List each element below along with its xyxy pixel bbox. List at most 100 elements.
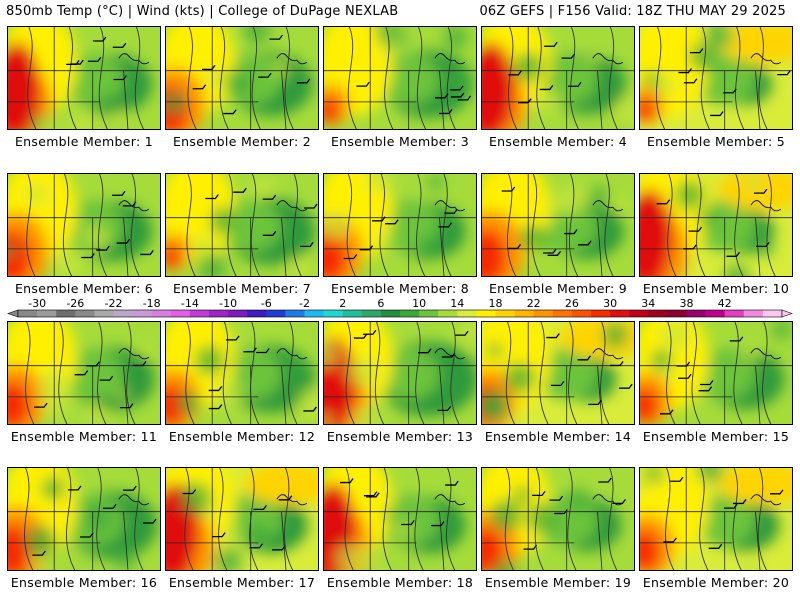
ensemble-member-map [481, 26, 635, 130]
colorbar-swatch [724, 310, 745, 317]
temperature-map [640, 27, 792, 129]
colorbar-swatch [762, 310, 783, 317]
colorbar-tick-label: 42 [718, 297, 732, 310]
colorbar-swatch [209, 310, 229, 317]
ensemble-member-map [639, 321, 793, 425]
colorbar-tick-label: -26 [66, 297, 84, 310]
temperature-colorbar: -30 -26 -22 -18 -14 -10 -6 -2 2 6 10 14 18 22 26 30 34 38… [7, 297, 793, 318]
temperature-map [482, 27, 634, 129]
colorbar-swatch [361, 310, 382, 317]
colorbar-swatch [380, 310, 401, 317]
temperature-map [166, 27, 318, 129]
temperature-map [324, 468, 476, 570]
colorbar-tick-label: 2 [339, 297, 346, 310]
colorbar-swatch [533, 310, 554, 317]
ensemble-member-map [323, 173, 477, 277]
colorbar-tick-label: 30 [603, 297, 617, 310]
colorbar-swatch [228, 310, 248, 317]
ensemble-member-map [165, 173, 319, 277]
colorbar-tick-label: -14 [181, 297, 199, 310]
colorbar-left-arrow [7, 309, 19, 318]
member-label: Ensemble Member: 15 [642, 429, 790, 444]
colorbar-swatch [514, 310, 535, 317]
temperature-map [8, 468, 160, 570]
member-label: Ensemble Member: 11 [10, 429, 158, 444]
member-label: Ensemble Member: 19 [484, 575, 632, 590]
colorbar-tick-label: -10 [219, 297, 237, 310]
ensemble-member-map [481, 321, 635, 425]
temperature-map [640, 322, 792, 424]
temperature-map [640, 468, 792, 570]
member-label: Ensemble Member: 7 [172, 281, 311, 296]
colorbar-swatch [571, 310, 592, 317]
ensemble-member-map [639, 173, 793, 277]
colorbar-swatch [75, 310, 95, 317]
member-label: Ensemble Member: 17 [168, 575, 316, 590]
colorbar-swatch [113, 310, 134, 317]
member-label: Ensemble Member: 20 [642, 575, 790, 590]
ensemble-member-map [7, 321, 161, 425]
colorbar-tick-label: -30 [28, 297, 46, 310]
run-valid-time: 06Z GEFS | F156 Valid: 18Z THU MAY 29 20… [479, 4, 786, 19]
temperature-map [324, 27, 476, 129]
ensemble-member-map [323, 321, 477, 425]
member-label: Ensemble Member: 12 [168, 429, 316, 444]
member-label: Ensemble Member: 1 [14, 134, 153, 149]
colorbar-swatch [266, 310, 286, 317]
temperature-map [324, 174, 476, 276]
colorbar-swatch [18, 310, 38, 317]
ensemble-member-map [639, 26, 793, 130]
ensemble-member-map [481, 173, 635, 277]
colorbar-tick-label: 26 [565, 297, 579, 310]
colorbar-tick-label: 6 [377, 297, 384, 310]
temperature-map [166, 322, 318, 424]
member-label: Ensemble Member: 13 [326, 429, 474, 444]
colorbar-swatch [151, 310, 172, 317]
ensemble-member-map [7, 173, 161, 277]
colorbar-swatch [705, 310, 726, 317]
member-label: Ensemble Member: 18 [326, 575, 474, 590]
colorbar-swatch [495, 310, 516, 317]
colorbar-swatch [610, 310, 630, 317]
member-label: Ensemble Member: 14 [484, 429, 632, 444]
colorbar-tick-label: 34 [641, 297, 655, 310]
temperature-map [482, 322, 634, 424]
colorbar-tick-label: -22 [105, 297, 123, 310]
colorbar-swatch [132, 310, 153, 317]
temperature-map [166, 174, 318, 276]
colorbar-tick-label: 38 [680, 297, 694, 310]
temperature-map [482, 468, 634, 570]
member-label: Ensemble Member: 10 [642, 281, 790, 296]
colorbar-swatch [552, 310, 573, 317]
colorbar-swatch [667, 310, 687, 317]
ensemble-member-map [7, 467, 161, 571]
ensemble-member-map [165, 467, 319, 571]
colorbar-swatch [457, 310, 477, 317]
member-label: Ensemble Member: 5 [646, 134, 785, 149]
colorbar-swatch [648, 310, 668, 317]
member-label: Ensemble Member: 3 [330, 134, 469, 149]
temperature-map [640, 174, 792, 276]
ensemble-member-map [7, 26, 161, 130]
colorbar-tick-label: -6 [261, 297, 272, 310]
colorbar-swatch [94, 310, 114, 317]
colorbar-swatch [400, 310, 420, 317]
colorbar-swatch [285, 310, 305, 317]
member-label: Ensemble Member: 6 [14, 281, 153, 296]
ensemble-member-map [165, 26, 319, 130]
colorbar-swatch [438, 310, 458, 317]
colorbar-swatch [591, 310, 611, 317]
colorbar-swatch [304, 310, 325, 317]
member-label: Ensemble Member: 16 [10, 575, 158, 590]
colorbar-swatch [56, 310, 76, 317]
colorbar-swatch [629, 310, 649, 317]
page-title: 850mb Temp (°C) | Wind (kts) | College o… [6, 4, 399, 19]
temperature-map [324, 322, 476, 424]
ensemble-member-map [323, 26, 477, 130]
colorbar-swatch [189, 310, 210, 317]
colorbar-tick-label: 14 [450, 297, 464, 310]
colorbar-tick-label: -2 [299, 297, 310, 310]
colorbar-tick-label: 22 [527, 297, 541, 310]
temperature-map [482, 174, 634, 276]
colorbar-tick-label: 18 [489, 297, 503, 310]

==================================================

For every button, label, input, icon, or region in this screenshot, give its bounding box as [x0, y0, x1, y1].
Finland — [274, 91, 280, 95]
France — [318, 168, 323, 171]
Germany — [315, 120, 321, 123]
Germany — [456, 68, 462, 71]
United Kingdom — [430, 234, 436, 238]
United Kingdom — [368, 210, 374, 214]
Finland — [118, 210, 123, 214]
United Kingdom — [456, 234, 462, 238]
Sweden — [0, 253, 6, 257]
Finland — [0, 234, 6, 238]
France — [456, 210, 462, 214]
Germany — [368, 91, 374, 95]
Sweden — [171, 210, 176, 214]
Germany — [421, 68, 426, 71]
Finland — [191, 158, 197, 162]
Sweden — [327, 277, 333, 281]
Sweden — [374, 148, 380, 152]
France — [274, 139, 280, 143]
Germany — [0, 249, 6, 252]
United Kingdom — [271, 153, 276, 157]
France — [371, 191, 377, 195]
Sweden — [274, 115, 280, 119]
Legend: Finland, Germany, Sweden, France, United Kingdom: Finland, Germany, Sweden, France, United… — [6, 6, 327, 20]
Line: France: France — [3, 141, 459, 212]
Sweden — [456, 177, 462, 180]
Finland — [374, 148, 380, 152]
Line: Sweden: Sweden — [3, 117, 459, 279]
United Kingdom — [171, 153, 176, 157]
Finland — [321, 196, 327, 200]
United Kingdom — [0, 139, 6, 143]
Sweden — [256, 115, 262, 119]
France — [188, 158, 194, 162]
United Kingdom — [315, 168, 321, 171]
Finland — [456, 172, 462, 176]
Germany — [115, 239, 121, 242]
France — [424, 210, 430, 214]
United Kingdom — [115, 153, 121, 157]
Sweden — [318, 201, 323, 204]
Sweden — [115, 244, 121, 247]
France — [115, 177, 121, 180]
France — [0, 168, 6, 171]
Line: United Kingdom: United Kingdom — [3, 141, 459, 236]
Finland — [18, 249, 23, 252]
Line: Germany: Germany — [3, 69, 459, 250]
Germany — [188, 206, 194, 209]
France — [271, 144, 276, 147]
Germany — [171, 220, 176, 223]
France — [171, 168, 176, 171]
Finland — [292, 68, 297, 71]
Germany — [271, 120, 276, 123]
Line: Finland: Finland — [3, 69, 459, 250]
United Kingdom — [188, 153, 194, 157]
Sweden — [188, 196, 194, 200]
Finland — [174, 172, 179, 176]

==================================================

__Aim__: Lay out the lines of the records as a numbered list, starting at the line containing "For every button, label, input, icon, or" and ending with the line containing "United Kingdom — [430, 234, 436, 238]", and leave out any blank lines.

__Reply to the exercise__:
1. For every button, label, input, icon, or region in this screenshot, give its bounding box as [x0, y0, x1, y1].
2. Finland — [274, 91, 280, 95]
3. France — [318, 168, 323, 171]
4. Germany — [315, 120, 321, 123]
5. Germany — [456, 68, 462, 71]
6. United Kingdom — [430, 234, 436, 238]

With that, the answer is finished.